--- Your instructions ---
Print every line of the listing exactly, please.

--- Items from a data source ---
## start
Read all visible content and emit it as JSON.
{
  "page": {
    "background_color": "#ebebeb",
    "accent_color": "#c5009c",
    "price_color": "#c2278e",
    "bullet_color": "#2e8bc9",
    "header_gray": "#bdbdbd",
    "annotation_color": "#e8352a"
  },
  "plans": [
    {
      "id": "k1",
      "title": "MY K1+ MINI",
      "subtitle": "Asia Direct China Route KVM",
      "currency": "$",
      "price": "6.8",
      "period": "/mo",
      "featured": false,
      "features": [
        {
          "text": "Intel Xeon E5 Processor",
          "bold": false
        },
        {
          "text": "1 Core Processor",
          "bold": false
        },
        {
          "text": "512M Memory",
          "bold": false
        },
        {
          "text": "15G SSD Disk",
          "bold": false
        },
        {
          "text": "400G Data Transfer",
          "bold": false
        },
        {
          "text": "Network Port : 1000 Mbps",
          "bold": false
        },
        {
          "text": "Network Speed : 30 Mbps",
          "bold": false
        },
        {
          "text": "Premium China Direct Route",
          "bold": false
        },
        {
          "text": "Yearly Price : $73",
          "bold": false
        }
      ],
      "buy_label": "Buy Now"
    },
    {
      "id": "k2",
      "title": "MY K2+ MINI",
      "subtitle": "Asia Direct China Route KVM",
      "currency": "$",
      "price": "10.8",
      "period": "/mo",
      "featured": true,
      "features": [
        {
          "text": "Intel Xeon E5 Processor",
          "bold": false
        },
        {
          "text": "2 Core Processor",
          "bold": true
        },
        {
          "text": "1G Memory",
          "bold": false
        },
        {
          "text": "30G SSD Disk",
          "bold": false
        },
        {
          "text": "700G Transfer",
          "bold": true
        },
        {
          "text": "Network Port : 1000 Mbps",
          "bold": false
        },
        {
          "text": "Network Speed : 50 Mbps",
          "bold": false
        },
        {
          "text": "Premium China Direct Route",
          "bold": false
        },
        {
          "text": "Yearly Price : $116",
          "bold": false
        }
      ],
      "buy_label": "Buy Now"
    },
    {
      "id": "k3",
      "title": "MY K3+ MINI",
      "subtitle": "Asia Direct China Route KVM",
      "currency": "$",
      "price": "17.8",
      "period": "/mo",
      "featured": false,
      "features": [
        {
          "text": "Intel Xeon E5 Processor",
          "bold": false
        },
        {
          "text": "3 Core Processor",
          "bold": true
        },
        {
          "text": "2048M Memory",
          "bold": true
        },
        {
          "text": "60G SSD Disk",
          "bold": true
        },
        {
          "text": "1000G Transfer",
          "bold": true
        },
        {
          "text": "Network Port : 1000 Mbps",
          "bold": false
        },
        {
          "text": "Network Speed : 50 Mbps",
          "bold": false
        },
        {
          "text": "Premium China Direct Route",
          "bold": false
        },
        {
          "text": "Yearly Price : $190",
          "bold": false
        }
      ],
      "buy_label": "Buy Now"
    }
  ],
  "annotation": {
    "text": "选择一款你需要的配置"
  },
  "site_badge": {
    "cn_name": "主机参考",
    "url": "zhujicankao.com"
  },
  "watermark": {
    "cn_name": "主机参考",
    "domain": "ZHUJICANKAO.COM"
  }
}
## end
--- In response ---
Read all visible content and emit it as JSON.
{
  "page": {
    "background_color": "#ebebeb",
    "accent_color": "#c5009c",
    "price_color": "#c2278e",
    "bullet_color": "#2e8bc9",
    "header_gray": "#bdbdbd",
    "annotation_color": "#e8352a"
  },
  "plans": [
    {
      "id": "k1",
      "title": "MY K1+ MINI",
      "subtitle": "Asia Direct China Route KVM",
      "currency": "$",
      "price": "6.8",
      "period": "/mo",
      "featured": false,
      "features": [
        {
          "text": "Intel Xeon E5 Processor",
          "bold": false
        },
        {
          "text": "1 Core Processor",
          "bold": false
        },
        {
          "text": "512M Memory",
          "bold": false
        },
        {
          "text": "15G SSD Disk",
          "bold": false
        },
        {
          "text": "400G Data Transfer",
          "bold": false
        },
        {
          "text": "Network Port : 1000 Mbps",
          "bold": false
        },
        {
          "text": "Network Speed : 30 Mbps",
          "bold": false
        },
        {
          "text": "Premium China Direct Route",
          "bold": false
        },
        {
          "text": "Yearly Price : $73",
          "bold": false
        }
      ],
      "buy_label": "Buy Now"
    },
    {
      "id": "k2",
      "title": "MY K2+ MINI",
      "subtitle": "Asia Direct China Route KVM",
      "currency": "$",
      "price": "10.8",
      "period": "/mo",
      "featured": true,
      "features": [
        {
          "text": "Intel Xeon E5 Processor",
          "bold": false
        },
        {
          "text": "2 Core Processor",
          "bold": true
        },
        {
          "text": "1G Memory",
          "bold": false
        },
        {
          "text": "30G SSD Disk",
          "bold": false
        },
        {
          "text": "700G Transfer",
          "bold": true
        },
        {
          "text": "Network Port : 1000 Mbps",
          "bold": false
        },
        {
          "text": "Network Speed : 50 Mbps",
          "bold": false
        },
        {
          "text": "Premium China Direct Route",
          "bold": false
        },
        {
          "text": "Yearly Price : $116",
          "bold": false
        }
      ],
      "buy_label": "Buy Now"
    },
    {
      "id": "k3",
      "title": "MY K3+ MINI",
      "subtitle": "Asia Direct China Route KVM",
      "currency": "$",
      "price": "17.8",
      "period": "/mo",
      "featured": false,
      "features": [
        {
          "text": "Intel Xeon E5 Processor",
          "bold": false
        },
        {
          "text": "3 Core Processor",
          "bold": true
        },
        {
          "text": "2048M Memory",
          "bold": true
        },
        {
          "text": "60G SSD Disk",
          "bold": true
        },
        {
          "text": "1000G Transfer",
          "bold": true
        },
        {
          "text": "Network Port : 1000 Mbps",
          "bold": false
        },
        {
          "text": "Network Speed : 50 Mbps",
          "bold": false
        },
        {
          "text": "Premium China Direct Route",
          "bold": false
        },
        {
          "text": "Yearly Price : $190",
          "bold": false
        }
      ],
      "buy_label": "Buy Now"
    }
  ],
  "annotation": {
    "text": "选择一款你需要的配置"
  },
  "site_badge": {
    "cn_name": "主机参考",
    "url": "zhujicankao.com"
  },
  "watermark": {
    "cn_name": "主机参考",
    "domain": "ZHUJICANKAO.COM"
  }
}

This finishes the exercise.